[Stored records]
************
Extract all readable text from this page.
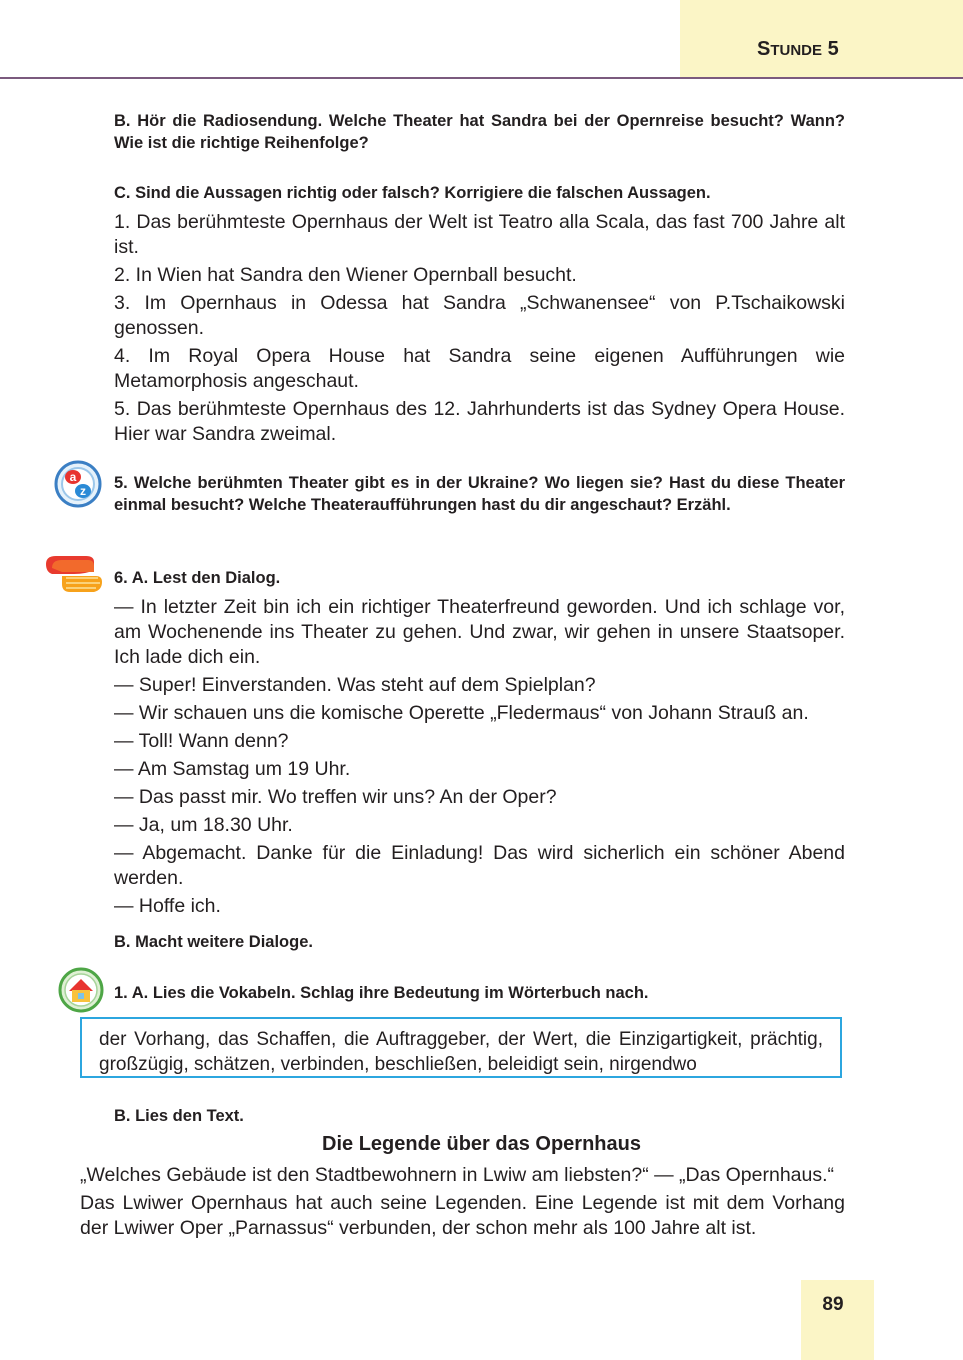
STUNDE 5

B. Hör die Radiosendung. Welche Theater hat Sandra bei der Opernreise besucht? Wann? Wie ist die richtige Reihenfolge?

C. Sind die Aussagen richtig oder falsch? Korrigiere die falschen Aussagen.

1. Das berühmteste Opernhaus der Welt ist Teatro alla Scala, das fast 700 Jahre alt ist.

2. In Wien hat Sandra den Wiener Opernball besucht.

3. Im Opernhaus in Odessa hat Sandra „Schwanensee“ von P.Tschaikowski genossen.

4. Im Royal Opera House hat Sandra seine eigenen Aufführungen wie Metamorphosis angeschaut.

5. Das berühmteste Opernhaus des 12. Jahrhunderts ist das Sydney Opera House. Hier war Sandra zweimal.

a
z 5. Welche berühmten Theater gibt es in der Ukraine? Wo liegen sie? Hast du diese Theater einmal besucht? Welche Theateraufführungen hast du dir angeschaut? Erzähl.

6. A. Lest den Dialog.

— In letzter Zeit bin ich ein richtiger Theaterfreund geworden. Und ich schlage vor, am Wochenende ins Theater zu gehen. Und zwar, wir gehen in unsere Staatsoper. Ich lade dich ein.

— Super! Einverstanden. Was steht auf dem Spielplan?

— Wir schauen uns die komische Operette „Fledermaus“ von Johann Strauß an.

— Toll! Wann denn?

— Am Samstag um 19 Uhr.

— Das passt mir. Wo treffen wir uns? An der Oper?

— Ja, um 18.30 Uhr.

— Abgemacht. Danke für die Einladung! Das wird sicherlich ein schöner Abend werden.

— Hoffe ich.

B. Macht weitere Dialoge.

1. A. Lies die Vokabeln. Schlag ihre Bedeutung im Wörterbuch nach.

der Vorhang, das Schaffen, die Auftraggeber, der Wert, die Einzigartigkeit, prächtig, großzügig, schätzen, verbinden, beschließen, beleidigt sein, nirgendwo

B. Lies den Text.

Die Legende über das Opernhaus

„Welches Gebäude ist den Stadtbewohnern in Lwiw am liebsten?“ — „Das Opernhaus.“

Das Lwiwer Opernhaus hat auch seine Legenden. Eine Legende ist mit dem Vorhang der Lwiwer Oper „Parnassus“ verbunden, der schon mehr als 100 Jahre alt ist.

89
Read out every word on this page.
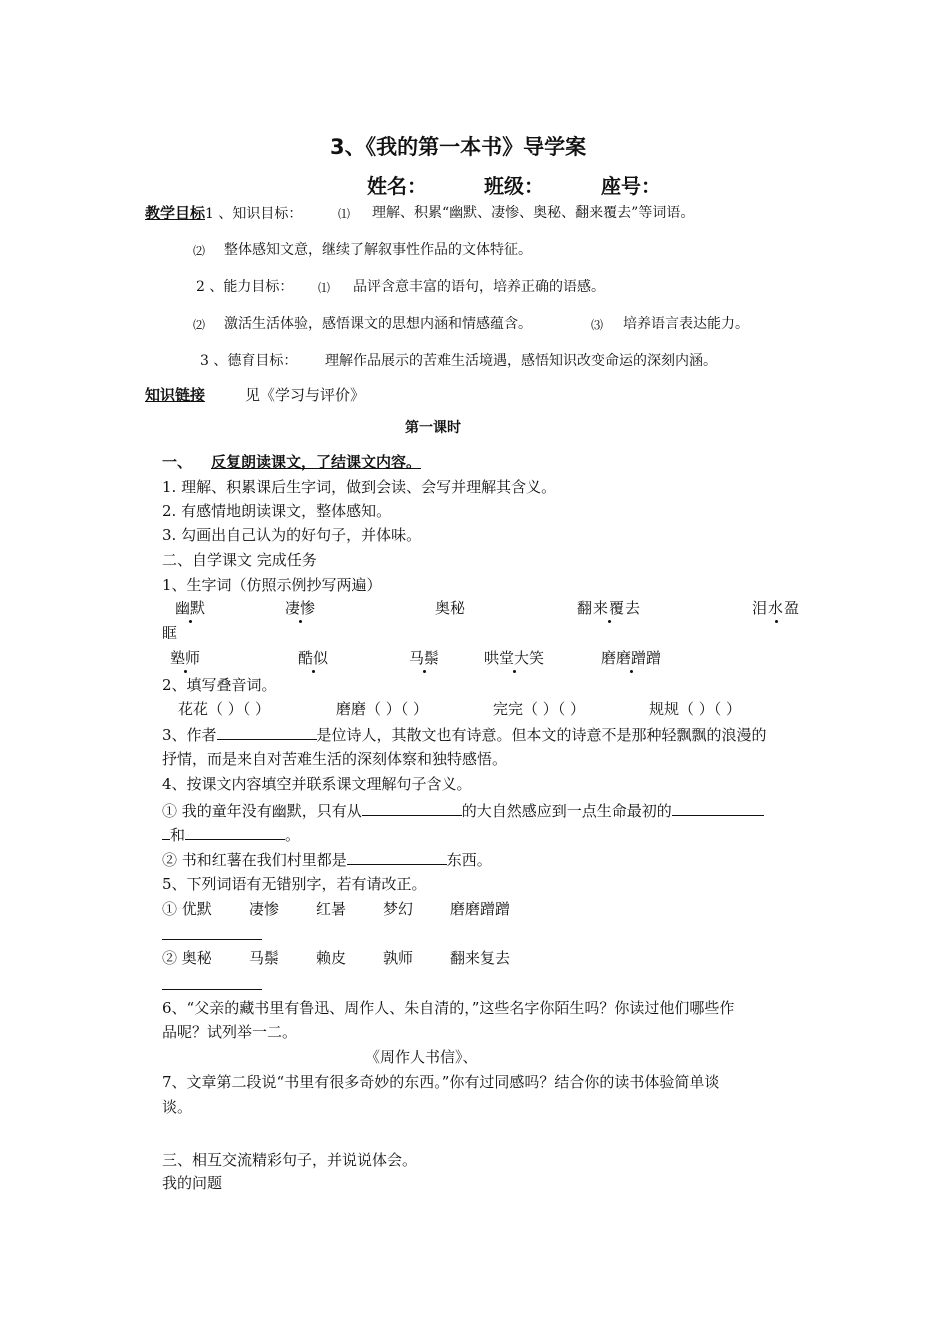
3、《我的第一本书》导学案
姓名：	班级：	座号：
教学目标1 、知识目标：	⑴ 理解、积累“幽默、凄惨、奥秘、翻来覆去”等词语。
⑵ 整体感知文意，继续了解叙事性作品的文体特征。
2 、能力目标： ⑴ 品评含意丰富的语句，培养正确的语感。
⑵ 激活生活体验，感悟课文的思想内涵和情感蕴含。	⑶ 培养语言表达能力。
3 、德育目标： 理解作品展示的苦难生活境遇，感悟知识改变命运的深刻内涵。
知识链接	见《学习与评价》
第一课时
一、 反复朗读课文，了结课文内容。
1. 理解、积累课后生字词，做到会读、会写并理解其含义。
2. 有感情地朗读课文，整体感知。
3. 勾画出自己认为的好句子，并体味。
二、自学课文 完成任务
1、生字词（仿照示例抄写两遍）
幽默	凄惨	奥秘	翻来覆去	泪水盈
眶
塾师	酷似	马鬃	哄堂大笑	磨磨蹭蹭
2、填写叠音词。
花花（ ）（ ）	磨磨（ ）（ ）	完完（ ）（ ）	规规（ ）（ ）
3、作者	是位诗人，其散文也有诗意。但本文的诗意不是那种轻飘飘的浪漫的
抒情，而是来自对苦难生活的深刻体察和独特感悟。
4、按课文内容填空并联系课文理解句子含义。
① 我的童年没有幽默，只有从	的大自然感应到一点生命最初的
和	。
② 书和红薯在我们村里都是	东西。
5、下列词语有无错别字，若有请改正。
① 优默 凄惨 红暑 梦幻 磨磨蹭蹭
② 奥秘 马鬃 赖皮 孰师 翻来复去
6、“父亲的藏书里有鲁迅、周作人、朱自清的，”这些名字你陌生吗？你读过他们哪些作
品呢？试列举一二。
《周作人书信》、
7、文章第二段说“书里有很多奇妙的东西。”你有过同感吗？结合你的读书体验简单谈
谈。
三、相互交流精彩句子，并说说体会。
我的问题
************
_What you will do:_ Using the records above, copy exactly and only the lines from the line with "Read out every word on this page." through the end, both included; leave every picture out.

_Solution:_
Read out every word on this page.
3、《我的第一本书》导学案
姓名：	班级：	座号：
教学目标1 、知识目标：	⑴ 理解、积累“幽默、凄惨、奥秘、翻来覆去”等词语。
⑵ 整体感知文意，继续了解叙事性作品的文体特征。
2 、能力目标： ⑴ 品评含意丰富的语句，培养正确的语感。
⑵ 激活生活体验，感悟课文的思想内涵和情感蕴含。	⑶ 培养语言表达能力。
3 、德育目标： 理解作品展示的苦难生活境遇，感悟知识改变命运的深刻内涵。
知识链接	见《学习与评价》
第一课时
一、 反复朗读课文，了结课文内容。
1. 理解、积累课后生字词，做到会读、会写并理解其含义。
2. 有感情地朗读课文，整体感知。
3. 勾画出自己认为的好句子，并体味。
二、自学课文 完成任务
1、生字词（仿照示例抄写两遍）
幽默	凄惨	奥秘	翻来覆去	泪水盈
眶
塾师	酷似	马鬃	哄堂大笑	磨磨蹭蹭
2、填写叠音词。
花花（ ）（ ）	磨磨（ ）（ ）	完完（ ）（ ）	规规（ ）（ ）
3、作者	是位诗人，其散文也有诗意。但本文的诗意不是那种轻飘飘的浪漫的
抒情，而是来自对苦难生活的深刻体察和独特感悟。
4、按课文内容填空并联系课文理解句子含义。
① 我的童年没有幽默，只有从	的大自然感应到一点生命最初的
和	。
② 书和红薯在我们村里都是	东西。
5、下列词语有无错别字，若有请改正。
① 优默 凄惨 红暑 梦幻 磨磨蹭蹭
② 奥秘 马鬃 赖皮 孰师 翻来复去
6、“父亲的藏书里有鲁迅、周作人、朱自清的，”这些名字你陌生吗？你读过他们哪些作
品呢？试列举一二。
《周作人书信》、
7、文章第二段说“书里有很多奇妙的东西。”你有过同感吗？结合你的读书体验简单谈
谈。
三、相互交流精彩句子，并说说体会。
我的问题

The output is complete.